### AIM OF THE EXERCISE
Recast the lines of the records from the one containing "most 100 elements." through the one containing "volume-bar — [78, 391, 83, 405]", both included, as a numbered list, leaving out any blank lines.
═════ RECORDS FOR THE TASK ═════
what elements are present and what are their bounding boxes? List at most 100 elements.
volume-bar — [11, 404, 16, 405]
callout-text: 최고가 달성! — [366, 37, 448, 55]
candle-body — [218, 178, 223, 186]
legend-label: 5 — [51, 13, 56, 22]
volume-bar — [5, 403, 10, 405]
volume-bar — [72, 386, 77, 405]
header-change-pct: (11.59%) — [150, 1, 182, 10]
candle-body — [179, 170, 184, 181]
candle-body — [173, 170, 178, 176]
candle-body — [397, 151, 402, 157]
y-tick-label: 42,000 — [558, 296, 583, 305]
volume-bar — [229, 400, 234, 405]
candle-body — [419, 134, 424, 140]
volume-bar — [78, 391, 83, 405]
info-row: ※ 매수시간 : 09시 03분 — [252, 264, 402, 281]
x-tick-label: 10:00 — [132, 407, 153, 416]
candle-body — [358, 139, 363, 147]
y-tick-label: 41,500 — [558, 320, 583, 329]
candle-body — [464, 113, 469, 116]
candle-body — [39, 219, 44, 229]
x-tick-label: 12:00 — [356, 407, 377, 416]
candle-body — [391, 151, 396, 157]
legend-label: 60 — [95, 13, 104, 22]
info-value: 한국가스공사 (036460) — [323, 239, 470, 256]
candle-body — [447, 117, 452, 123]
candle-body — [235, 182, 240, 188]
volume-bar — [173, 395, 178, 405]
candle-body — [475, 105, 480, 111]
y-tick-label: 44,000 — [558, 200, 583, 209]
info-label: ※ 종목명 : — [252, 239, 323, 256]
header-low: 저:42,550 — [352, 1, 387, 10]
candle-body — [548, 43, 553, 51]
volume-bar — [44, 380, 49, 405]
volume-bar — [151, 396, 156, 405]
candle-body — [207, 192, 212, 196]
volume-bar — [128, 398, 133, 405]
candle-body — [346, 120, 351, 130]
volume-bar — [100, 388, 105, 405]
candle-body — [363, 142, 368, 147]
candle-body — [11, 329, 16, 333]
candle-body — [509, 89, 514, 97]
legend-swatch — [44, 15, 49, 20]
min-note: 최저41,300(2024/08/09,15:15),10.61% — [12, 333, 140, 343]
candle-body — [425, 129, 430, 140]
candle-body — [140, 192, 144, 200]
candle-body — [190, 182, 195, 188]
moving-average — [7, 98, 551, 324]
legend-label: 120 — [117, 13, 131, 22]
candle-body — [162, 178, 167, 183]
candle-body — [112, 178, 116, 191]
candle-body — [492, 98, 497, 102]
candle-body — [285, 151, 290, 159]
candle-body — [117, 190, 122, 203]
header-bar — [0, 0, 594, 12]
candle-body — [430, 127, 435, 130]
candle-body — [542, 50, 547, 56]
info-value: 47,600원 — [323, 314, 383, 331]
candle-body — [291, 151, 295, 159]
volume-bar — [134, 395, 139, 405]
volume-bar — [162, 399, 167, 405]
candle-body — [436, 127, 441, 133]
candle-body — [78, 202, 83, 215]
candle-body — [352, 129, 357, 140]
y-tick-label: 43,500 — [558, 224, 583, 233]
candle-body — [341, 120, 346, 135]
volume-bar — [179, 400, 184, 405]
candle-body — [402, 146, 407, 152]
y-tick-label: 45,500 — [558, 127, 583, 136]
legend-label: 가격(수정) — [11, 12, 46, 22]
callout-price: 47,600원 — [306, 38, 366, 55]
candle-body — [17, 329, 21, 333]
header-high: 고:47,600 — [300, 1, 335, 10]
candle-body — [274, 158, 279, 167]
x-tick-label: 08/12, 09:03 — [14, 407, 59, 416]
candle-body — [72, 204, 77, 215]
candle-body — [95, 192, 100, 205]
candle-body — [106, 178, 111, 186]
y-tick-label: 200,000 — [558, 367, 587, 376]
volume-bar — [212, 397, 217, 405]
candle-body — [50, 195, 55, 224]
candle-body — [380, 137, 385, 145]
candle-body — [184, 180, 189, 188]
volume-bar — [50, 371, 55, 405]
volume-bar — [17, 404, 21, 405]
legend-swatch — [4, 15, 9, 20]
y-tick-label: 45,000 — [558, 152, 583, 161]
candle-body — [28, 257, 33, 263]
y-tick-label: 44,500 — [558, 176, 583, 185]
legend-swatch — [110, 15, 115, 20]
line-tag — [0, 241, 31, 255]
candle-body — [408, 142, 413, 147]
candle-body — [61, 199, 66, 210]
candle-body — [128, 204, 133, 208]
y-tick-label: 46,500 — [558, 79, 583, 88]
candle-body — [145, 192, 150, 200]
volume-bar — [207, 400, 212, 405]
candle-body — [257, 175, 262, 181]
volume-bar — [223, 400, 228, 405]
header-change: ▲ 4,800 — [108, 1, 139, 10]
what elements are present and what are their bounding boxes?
═════
═════ RECORDS FOR THE TASK ═════
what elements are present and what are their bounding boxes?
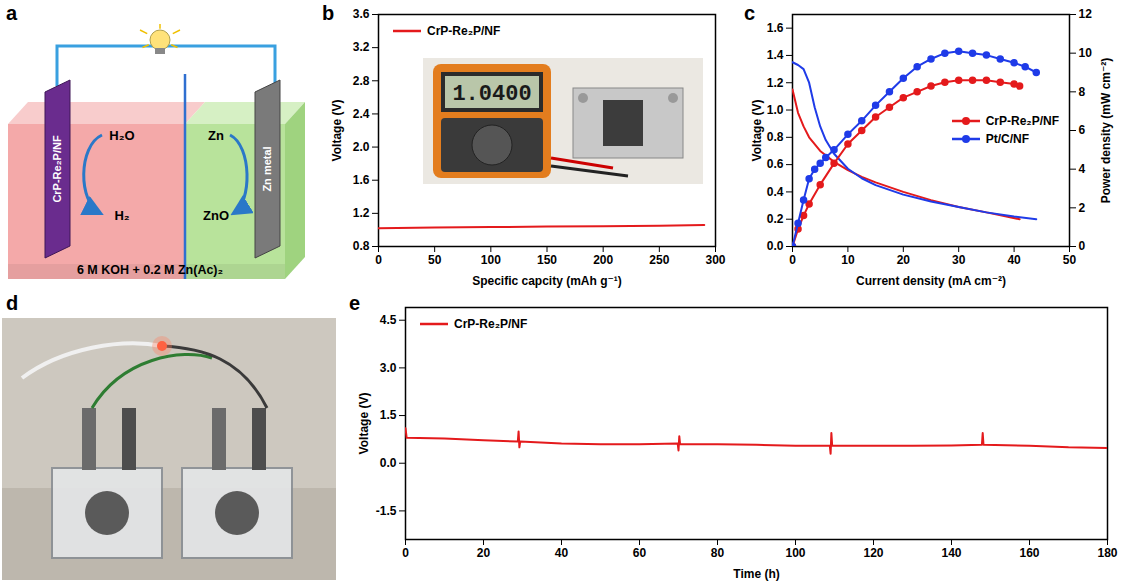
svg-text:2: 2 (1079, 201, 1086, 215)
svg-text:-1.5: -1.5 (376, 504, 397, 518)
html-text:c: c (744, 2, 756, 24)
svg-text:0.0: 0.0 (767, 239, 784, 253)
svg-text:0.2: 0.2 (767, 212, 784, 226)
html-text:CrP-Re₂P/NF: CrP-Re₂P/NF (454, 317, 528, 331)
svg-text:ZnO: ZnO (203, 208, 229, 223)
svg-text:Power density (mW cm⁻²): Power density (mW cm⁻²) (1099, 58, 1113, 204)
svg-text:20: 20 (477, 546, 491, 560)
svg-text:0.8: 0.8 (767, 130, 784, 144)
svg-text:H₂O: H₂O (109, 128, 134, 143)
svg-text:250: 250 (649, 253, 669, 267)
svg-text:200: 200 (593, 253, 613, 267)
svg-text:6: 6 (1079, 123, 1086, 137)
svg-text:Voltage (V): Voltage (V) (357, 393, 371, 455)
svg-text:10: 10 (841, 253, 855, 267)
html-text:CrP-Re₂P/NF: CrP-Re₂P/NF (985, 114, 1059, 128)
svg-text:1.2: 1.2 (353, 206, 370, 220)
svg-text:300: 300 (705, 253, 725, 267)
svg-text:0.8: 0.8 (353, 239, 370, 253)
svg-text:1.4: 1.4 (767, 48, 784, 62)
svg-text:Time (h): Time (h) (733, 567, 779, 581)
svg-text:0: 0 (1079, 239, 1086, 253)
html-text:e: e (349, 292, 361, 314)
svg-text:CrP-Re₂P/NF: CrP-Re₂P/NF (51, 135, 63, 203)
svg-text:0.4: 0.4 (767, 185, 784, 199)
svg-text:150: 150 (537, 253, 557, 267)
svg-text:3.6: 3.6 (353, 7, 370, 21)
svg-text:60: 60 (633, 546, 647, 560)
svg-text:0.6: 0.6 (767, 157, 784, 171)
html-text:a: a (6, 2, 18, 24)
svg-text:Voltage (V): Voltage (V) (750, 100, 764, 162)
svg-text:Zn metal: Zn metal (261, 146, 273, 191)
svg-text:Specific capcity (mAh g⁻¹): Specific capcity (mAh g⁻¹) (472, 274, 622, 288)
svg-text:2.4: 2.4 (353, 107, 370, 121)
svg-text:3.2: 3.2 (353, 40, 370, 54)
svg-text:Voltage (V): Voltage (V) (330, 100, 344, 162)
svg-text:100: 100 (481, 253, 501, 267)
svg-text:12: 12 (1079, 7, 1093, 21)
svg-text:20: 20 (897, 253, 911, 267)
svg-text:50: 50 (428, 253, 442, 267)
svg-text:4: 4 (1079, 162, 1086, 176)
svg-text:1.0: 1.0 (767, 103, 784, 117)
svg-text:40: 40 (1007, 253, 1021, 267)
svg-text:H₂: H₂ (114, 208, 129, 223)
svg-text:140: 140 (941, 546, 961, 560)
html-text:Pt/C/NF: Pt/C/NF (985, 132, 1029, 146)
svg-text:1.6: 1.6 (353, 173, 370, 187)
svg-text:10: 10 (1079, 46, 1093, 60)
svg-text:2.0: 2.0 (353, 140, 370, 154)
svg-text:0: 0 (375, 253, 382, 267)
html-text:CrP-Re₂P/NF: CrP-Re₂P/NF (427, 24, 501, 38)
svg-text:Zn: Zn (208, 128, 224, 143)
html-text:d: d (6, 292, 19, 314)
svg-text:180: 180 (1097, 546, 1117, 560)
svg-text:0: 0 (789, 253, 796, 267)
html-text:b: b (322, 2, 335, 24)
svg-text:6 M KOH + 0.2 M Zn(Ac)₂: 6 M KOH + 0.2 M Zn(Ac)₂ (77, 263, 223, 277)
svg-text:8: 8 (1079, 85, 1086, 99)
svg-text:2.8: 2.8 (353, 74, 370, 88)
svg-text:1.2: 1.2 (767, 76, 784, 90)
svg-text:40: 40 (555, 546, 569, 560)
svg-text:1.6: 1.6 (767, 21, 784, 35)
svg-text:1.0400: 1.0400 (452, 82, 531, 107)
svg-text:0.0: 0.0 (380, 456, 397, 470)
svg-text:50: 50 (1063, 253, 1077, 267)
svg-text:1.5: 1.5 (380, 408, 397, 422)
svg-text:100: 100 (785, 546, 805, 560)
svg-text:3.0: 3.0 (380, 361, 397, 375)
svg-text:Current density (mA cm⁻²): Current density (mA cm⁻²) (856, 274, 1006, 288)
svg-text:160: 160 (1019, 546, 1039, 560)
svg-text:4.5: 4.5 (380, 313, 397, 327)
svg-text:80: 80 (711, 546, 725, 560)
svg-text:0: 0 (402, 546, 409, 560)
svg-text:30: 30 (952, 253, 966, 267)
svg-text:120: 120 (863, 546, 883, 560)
═════
### FINISHED ANSWER
1. what elements are present and what are their bounding boxes? List at most 100 elements.
2. volume-bar — [11, 404, 16, 405]
3. callout-text: 최고가 달성! — [366, 37, 448, 55]
4. candle-body — [218, 178, 223, 186]
5. legend-label: 5 — [51, 13, 56, 22]
6. volume-bar — [5, 403, 10, 405]
7. volume-bar — [72, 386, 77, 405]
8. header-change-pct: (11.59%) — [150, 1, 182, 10]
9. candle-body — [179, 170, 184, 181]
10. candle-body — [173, 170, 178, 176]
11. candle-body — [397, 151, 402, 157]
12. y-tick-label: 42,000 — [558, 296, 583, 305]
13. volume-bar — [229, 400, 234, 405]
14. candle-body — [419, 134, 424, 140]
15. volume-bar — [78, 391, 83, 405]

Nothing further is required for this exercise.